Extracted records:
= = =

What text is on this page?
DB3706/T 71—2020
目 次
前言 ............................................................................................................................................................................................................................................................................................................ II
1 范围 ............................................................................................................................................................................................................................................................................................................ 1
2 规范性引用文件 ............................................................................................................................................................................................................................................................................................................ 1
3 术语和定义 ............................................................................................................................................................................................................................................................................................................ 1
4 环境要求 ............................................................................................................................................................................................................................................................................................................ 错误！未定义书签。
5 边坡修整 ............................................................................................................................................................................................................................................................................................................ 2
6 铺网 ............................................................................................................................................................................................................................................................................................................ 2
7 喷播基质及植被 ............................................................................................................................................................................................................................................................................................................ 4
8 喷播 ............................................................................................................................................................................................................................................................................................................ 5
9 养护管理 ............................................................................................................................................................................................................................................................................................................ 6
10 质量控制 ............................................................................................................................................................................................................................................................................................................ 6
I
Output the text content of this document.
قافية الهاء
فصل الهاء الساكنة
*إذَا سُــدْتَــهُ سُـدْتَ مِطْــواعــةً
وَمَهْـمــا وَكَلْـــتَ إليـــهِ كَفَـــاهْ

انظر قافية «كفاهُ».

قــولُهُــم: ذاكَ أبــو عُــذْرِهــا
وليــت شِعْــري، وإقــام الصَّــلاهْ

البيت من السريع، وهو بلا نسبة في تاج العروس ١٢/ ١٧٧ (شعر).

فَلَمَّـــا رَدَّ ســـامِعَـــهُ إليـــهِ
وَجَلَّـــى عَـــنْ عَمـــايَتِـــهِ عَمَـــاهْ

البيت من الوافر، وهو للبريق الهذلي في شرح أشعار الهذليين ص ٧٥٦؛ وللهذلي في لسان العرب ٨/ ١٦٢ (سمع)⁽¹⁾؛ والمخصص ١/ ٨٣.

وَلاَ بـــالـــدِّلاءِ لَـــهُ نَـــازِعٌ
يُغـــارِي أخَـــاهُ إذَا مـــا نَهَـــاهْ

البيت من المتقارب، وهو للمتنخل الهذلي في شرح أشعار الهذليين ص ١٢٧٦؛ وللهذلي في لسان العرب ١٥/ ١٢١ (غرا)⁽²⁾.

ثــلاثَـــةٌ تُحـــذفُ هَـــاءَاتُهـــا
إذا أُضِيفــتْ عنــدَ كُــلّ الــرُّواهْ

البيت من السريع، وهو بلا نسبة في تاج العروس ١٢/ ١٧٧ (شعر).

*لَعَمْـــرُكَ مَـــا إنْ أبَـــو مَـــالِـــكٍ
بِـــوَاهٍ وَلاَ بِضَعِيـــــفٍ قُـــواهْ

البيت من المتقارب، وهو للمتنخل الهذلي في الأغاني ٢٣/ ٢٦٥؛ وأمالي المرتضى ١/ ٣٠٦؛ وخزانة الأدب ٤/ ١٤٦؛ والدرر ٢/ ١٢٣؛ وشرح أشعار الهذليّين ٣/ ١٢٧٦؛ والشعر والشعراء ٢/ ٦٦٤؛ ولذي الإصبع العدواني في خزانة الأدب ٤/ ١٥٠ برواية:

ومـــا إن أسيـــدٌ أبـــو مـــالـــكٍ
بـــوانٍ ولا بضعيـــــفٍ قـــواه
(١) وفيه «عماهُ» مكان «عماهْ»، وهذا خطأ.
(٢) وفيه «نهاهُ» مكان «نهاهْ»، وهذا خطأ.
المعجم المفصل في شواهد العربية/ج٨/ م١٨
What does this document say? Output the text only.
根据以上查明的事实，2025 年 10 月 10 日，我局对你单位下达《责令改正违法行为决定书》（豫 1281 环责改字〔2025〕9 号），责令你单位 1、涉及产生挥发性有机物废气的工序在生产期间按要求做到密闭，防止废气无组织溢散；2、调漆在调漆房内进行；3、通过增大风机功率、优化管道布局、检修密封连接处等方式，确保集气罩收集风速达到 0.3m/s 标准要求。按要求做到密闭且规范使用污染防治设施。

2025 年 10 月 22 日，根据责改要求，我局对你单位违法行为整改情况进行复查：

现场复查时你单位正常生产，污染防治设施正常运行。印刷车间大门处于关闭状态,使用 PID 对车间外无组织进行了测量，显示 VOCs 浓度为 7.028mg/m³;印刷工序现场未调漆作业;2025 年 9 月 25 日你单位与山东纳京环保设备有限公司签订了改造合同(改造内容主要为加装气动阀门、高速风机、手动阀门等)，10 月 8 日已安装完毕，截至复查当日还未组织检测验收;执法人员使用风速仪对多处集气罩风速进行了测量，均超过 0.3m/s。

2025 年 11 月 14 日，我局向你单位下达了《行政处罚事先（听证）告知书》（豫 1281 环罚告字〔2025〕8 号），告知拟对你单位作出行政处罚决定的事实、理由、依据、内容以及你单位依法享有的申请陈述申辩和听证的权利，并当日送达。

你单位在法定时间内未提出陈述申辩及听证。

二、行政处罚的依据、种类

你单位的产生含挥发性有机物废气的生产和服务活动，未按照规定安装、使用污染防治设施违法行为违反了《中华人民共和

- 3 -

= = =

• **WHAT IS ASKED**: Tally every line of the data that holds the word "document" and write the count alone.

• **THE ANSWER**: 2